Data items:

───

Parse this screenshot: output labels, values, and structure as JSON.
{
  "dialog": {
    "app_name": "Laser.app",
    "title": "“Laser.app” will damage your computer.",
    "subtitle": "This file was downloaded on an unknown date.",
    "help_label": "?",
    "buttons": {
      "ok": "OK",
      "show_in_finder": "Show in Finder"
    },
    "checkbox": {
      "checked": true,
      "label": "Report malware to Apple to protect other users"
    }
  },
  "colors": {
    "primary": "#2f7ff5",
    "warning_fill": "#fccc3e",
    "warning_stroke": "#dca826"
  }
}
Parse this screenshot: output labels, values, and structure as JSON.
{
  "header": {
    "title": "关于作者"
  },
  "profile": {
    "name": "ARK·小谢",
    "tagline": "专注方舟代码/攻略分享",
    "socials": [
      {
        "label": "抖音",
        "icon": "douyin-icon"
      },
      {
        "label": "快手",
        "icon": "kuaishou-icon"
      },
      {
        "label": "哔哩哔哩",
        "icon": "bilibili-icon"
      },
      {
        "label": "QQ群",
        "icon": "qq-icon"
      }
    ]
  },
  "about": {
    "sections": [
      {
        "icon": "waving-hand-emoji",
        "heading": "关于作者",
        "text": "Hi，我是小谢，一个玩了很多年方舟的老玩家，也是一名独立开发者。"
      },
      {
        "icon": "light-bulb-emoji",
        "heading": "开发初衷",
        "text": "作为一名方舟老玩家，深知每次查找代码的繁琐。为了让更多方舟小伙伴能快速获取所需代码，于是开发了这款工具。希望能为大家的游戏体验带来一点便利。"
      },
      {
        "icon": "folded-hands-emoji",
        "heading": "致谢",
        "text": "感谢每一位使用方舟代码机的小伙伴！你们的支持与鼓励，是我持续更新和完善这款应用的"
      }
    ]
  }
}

───

§ **Task prompt**:
Every line that holds the word "text" should be extracted.

§ **Solution to the problem**:
        "text": "Hi，我是小谢，一个玩了很多年方舟的老玩家，也是一名独立开发者。"
        "text": "作为一名方舟老玩家，深知每次查找代码的繁琐。为了让更多方舟小伙伴能快速获取所需代码，于是开发了这款工具。希望能为大家的游戏体验带来一点便利。"
        "text": "感谢每一位使用方舟代码机的小伙伴！你们的支持与鼓励，是我持续更新和完善这款应用的"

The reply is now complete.